# Challenge
Each entry below should be returned exactly as is, with the pictures removed.

# Lines of data

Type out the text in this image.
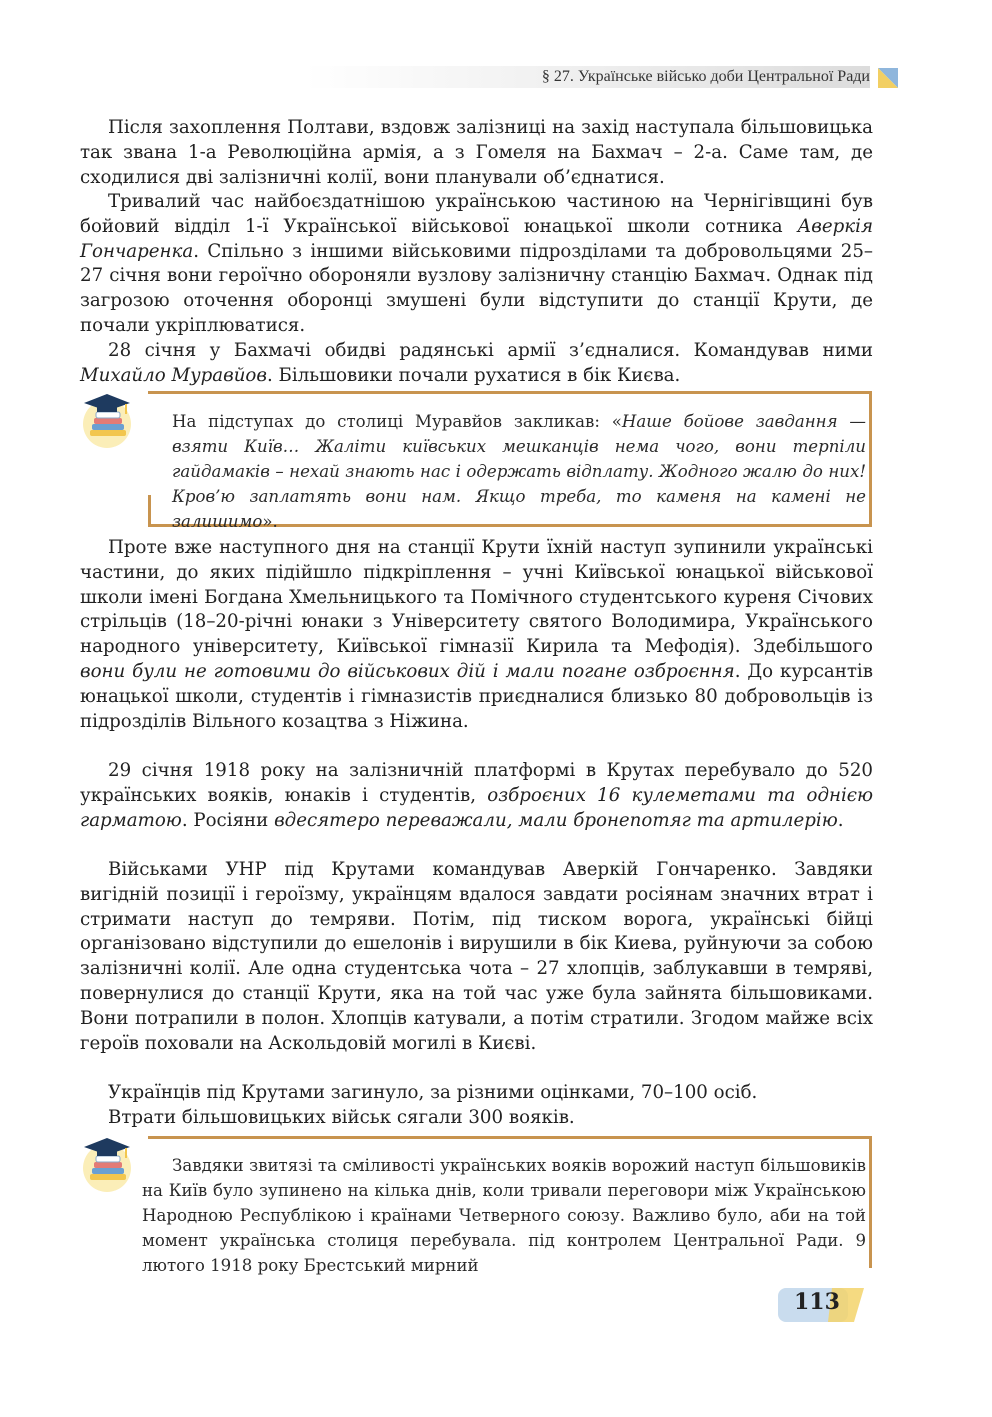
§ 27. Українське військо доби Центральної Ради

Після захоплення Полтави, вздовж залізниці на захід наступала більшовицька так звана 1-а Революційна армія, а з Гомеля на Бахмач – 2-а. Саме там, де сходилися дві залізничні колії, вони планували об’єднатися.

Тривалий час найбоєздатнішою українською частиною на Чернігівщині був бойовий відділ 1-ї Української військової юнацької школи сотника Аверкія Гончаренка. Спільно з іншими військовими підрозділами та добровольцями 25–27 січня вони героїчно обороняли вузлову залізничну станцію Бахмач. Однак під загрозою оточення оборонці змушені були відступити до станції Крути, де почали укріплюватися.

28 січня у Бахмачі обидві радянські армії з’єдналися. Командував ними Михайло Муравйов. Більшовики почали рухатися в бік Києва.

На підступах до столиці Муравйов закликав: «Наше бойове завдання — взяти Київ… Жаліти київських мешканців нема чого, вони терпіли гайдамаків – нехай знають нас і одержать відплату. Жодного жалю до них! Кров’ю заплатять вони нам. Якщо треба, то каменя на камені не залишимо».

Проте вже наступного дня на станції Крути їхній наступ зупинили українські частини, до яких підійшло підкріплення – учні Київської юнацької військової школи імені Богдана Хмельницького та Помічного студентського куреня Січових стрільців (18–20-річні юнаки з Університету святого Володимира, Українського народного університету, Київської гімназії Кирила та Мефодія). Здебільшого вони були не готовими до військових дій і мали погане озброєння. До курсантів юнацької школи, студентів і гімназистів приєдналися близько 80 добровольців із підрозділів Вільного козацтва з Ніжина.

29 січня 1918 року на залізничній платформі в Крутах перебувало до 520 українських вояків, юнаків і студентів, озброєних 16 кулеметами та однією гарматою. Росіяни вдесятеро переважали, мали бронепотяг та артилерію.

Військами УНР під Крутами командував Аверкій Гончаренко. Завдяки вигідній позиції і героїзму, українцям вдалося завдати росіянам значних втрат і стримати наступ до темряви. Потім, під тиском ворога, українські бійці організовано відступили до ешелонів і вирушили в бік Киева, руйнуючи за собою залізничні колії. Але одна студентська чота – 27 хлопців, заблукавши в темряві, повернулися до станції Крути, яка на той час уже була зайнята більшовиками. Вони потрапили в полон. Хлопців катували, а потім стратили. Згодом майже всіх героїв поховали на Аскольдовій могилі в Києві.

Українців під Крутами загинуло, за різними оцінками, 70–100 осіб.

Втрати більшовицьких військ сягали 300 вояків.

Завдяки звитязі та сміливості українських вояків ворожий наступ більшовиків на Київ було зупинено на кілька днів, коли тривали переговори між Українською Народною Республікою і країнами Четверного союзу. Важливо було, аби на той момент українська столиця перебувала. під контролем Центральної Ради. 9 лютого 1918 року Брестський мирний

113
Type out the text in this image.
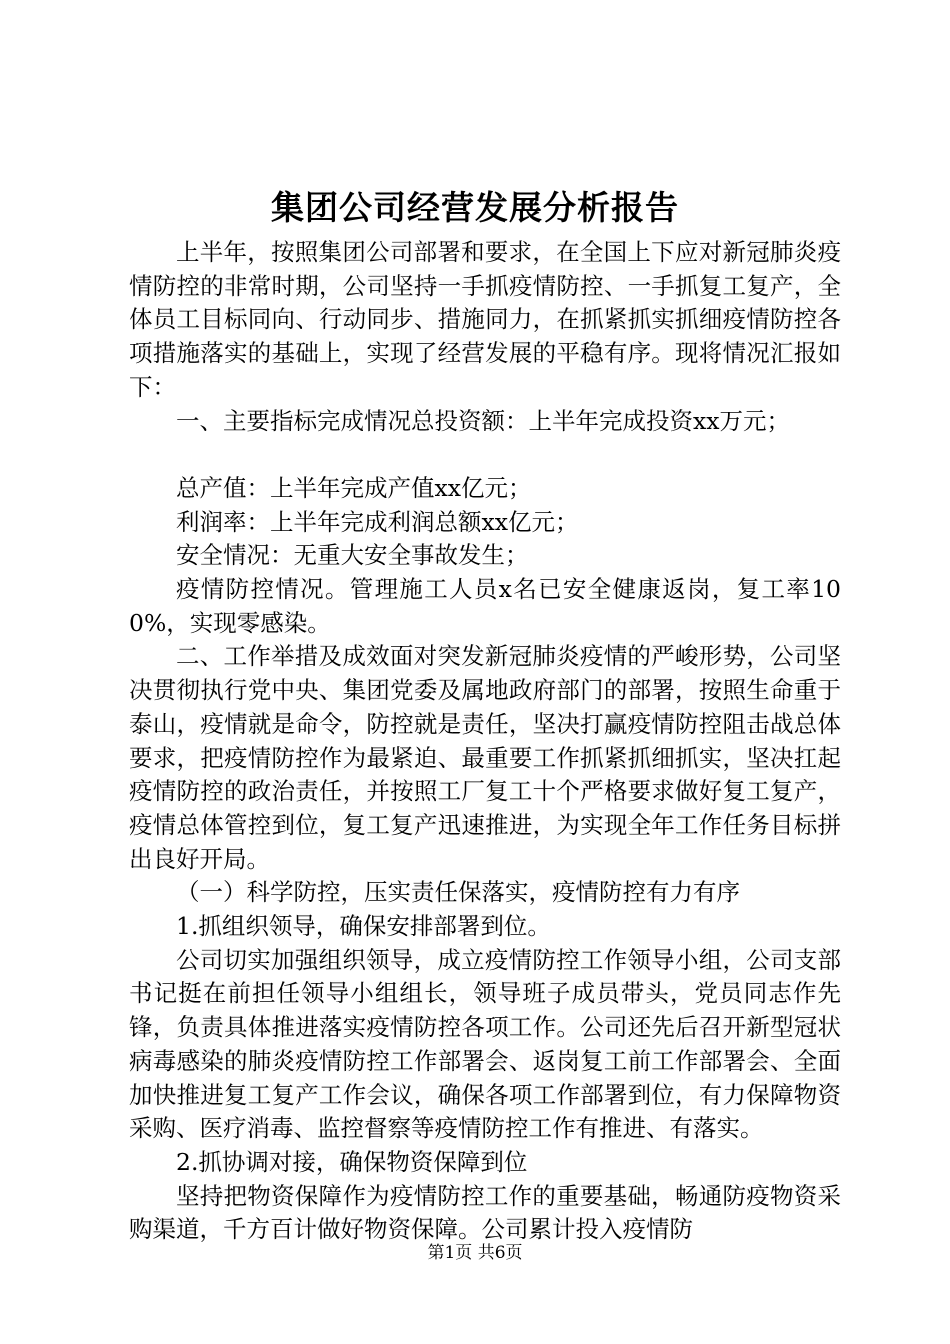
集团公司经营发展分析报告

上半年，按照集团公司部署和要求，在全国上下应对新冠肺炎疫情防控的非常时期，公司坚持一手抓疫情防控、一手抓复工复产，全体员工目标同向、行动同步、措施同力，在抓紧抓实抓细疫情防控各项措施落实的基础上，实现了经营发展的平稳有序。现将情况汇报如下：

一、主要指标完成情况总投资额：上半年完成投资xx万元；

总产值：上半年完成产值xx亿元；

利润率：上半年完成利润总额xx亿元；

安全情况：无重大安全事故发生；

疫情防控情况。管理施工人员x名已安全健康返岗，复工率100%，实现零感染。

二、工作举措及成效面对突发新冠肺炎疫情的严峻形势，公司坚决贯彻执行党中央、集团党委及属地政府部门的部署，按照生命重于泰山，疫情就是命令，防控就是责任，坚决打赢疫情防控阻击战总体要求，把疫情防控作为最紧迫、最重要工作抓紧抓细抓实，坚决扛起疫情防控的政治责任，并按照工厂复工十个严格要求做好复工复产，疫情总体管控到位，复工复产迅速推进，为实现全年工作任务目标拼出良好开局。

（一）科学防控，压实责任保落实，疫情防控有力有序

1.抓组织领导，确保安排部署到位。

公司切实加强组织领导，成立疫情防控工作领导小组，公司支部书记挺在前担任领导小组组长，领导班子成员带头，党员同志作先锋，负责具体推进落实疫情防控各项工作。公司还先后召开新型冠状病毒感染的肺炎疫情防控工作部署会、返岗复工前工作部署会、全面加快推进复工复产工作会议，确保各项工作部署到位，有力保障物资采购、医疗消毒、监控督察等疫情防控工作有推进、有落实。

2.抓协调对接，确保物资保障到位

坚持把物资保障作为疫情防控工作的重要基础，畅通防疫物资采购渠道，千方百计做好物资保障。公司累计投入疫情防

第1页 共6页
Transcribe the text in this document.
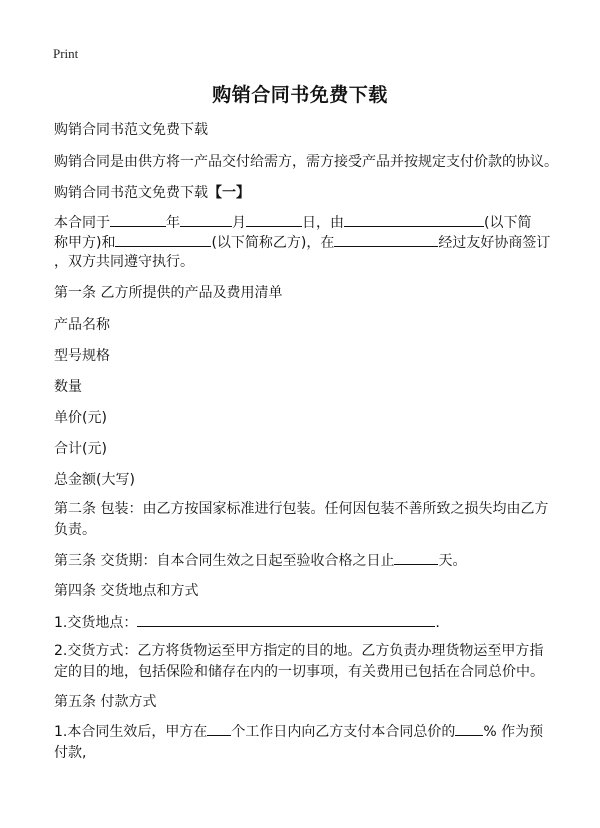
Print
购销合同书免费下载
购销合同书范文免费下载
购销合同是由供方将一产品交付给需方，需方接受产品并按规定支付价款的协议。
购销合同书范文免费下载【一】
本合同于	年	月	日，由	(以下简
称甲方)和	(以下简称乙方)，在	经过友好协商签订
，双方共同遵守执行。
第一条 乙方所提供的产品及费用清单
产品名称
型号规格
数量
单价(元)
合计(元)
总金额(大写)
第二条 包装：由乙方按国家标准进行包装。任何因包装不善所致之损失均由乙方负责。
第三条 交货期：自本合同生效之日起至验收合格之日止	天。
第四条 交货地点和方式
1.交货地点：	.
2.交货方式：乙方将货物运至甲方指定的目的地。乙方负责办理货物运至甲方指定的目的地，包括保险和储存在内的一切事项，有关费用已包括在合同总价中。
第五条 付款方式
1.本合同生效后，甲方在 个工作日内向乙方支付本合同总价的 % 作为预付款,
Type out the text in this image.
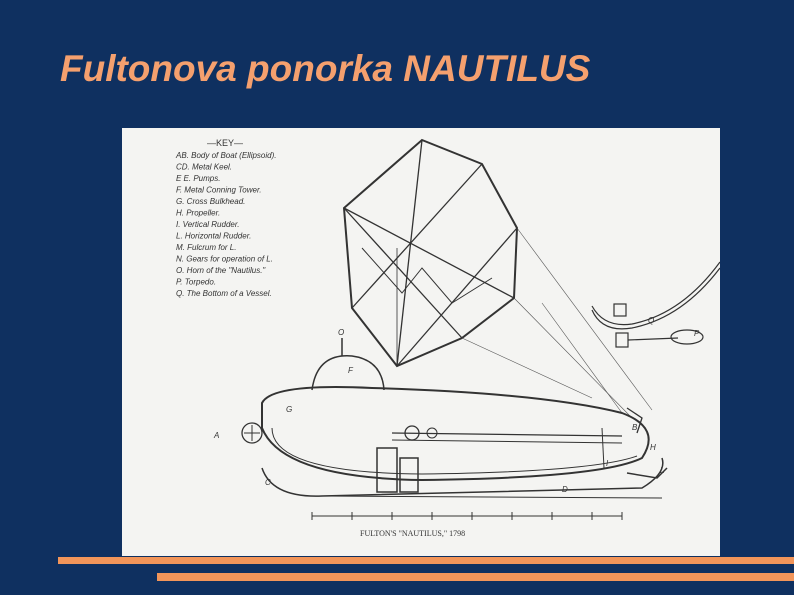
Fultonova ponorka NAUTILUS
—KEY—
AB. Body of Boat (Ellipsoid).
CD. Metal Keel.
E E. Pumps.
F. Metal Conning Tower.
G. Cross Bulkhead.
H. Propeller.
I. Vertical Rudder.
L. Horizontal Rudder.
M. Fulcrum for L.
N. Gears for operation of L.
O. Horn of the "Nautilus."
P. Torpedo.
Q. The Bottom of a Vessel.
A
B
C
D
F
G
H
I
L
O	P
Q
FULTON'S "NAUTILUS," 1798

# Solution
Type out the text in this image.
§ 27. Українське військо доби Центральної Ради

Після захоплення Полтави, вздовж залізниці на захід наступала більшовицька так звана 1-а Революційна армія, а з Гомеля на Бахмач – 2-а. Саме там, де сходилися дві залізничні колії, вони планували об’єднатися.

Тривалий час найбоєздатнішою українською частиною на Чернігівщині був бойовий відділ 1-ї Української військової юнацької школи сотника Аверкія Гончаренка. Спільно з іншими військовими підрозділами та добровольцями 25–27 січня вони героїчно обороняли вузлову залізничну станцію Бахмач. Однак під загрозою оточення оборонці змушені були відступити до станції Крути, де почали укріплюватися.

28 січня у Бахмачі обидві радянські армії з’єдналися. Командував ними Михайло Муравйов. Більшовики почали рухатися в бік Києва.

На підступах до столиці Муравйов закликав: «Наше бойове завдання — взяти Київ… Жаліти київських мешканців нема чого, вони терпіли гайдамаків – нехай знають нас і одержать відплату. Жодного жалю до них! Кров’ю заплатять вони нам. Якщо треба, то каменя на камені не залишимо».

Проте вже наступного дня на станції Крути їхній наступ зупинили українські частини, до яких підійшло підкріплення – учні Київської юнацької військової школи імені Богдана Хмельницького та Помічного студентського куреня Січових стрільців (18–20-річні юнаки з Університету святого Володимира, Українського народного університету, Київської гімназії Кирила та Мефодія). Здебільшого вони були не готовими до військових дій і мали погане озброєння. До курсантів юнацької школи, студентів і гімназистів приєдналися близько 80 добровольців із підрозділів Вільного козацтва з Ніжина.

29 січня 1918 року на залізничній платформі в Крутах перебувало до 520 українських вояків, юнаків і студентів, озброєних 16 кулеметами та однією гарматою. Росіяни вдесятеро переважали, мали бронепотяг та артилерію.

Військами УНР під Крутами командував Аверкій Гончаренко. Завдяки вигідній позиції і героїзму, українцям вдалося завдати росіянам значних втрат і стримати наступ до темряви. Потім, під тиском ворога, українські бійці організовано відступили до ешелонів і вирушили в бік Киева, руйнуючи за собою залізничні колії. Але одна студентська чота – 27 хлопців, заблукавши в темряві, повернулися до станції Крути, яка на той час уже була зайнята більшовиками. Вони потрапили в полон. Хлопців катували, а потім стратили. Згодом майже всіх героїв поховали на Аскольдовій могилі в Києві.

Українців під Крутами загинуло, за різними оцінками, 70–100 осіб.

Втрати більшовицьких військ сягали 300 вояків.

Завдяки звитязі та сміливості українських вояків ворожий наступ більшовиків на Київ було зупинено на кілька днів, коли тривали переговори між Українською Народною Республікою і країнами Четверного союзу. Важливо було, аби на той момент українська столиця перебувала. під контролем Центральної Ради. 9 лютого 1918 року Брестський мирний

113
Type out the text in this image.
集团公司经营发展分析报告

上半年，按照集团公司部署和要求，在全国上下应对新冠肺炎疫情防控的非常时期，公司坚持一手抓疫情防控、一手抓复工复产，全体员工目标同向、行动同步、措施同力，在抓紧抓实抓细疫情防控各项措施落实的基础上，实现了经营发展的平稳有序。现将情况汇报如下：

一、主要指标完成情况总投资额：上半年完成投资xx万元；

总产值：上半年完成产值xx亿元；

利润率：上半年完成利润总额xx亿元；

安全情况：无重大安全事故发生；

疫情防控情况。管理施工人员x名已安全健康返岗，复工率100%，实现零感染。

二、工作举措及成效面对突发新冠肺炎疫情的严峻形势，公司坚决贯彻执行党中央、集团党委及属地政府部门的部署，按照生命重于泰山，疫情就是命令，防控就是责任，坚决打赢疫情防控阻击战总体要求，把疫情防控作为最紧迫、最重要工作抓紧抓细抓实，坚决扛起疫情防控的政治责任，并按照工厂复工十个严格要求做好复工复产，疫情总体管控到位，复工复产迅速推进，为实现全年工作任务目标拼出良好开局。

（一）科学防控，压实责任保落实，疫情防控有力有序

1.抓组织领导，确保安排部署到位。

公司切实加强组织领导，成立疫情防控工作领导小组，公司支部书记挺在前担任领导小组组长，领导班子成员带头，党员同志作先锋，负责具体推进落实疫情防控各项工作。公司还先后召开新型冠状病毒感染的肺炎疫情防控工作部署会、返岗复工前工作部署会、全面加快推进复工复产工作会议，确保各项工作部署到位，有力保障物资采购、医疗消毒、监控督察等疫情防控工作有推进、有落实。

2.抓协调对接，确保物资保障到位

坚持把物资保障作为疫情防控工作的重要基础，畅通防疫物资采购渠道，千方百计做好物资保障。公司累计投入疫情防

第1页 共6页
Transcribe the text in this document.
Print
购销合同书免费下载
购销合同书范文免费下载
购销合同是由供方将一产品交付给需方，需方接受产品并按规定支付价款的协议。
购销合同书范文免费下载【一】
本合同于	年	月	日，由	(以下简
称甲方)和	(以下简称乙方)，在	经过友好协商签订
，双方共同遵守执行。
第一条 乙方所提供的产品及费用清单
产品名称
型号规格
数量
单价(元)
合计(元)
总金额(大写)
第二条 包装：由乙方按国家标准进行包装。任何因包装不善所致之损失均由乙方负责。
第三条 交货期：自本合同生效之日起至验收合格之日止	天。
第四条 交货地点和方式
1.交货地点：	.
2.交货方式：乙方将货物运至甲方指定的目的地。乙方负责办理货物运至甲方指定的目的地，包括保险和储存在内的一切事项，有关费用已包括在合同总价中。
第五条 付款方式
1.本合同生效后，甲方在 个工作日内向乙方支付本合同总价的 % 作为预付款,
Type out the text in this image.
Fultonova ponorka NAUTILUS
—KEY—
AB. Body of Boat (Ellipsoid).
CD. Metal Keel.
E E. Pumps.
F. Metal Conning Tower.
G. Cross Bulkhead.
H. Propeller.
I. Vertical Rudder.
L. Horizontal Rudder.
M. Fulcrum for L.
N. Gears for operation of L.
O. Horn of the "Nautilus."
P. Torpedo.
Q. The Bottom of a Vessel.
A
B
C
D
F
G
H
I
L
O	P
Q
FULTON'S "NAUTILUS," 1798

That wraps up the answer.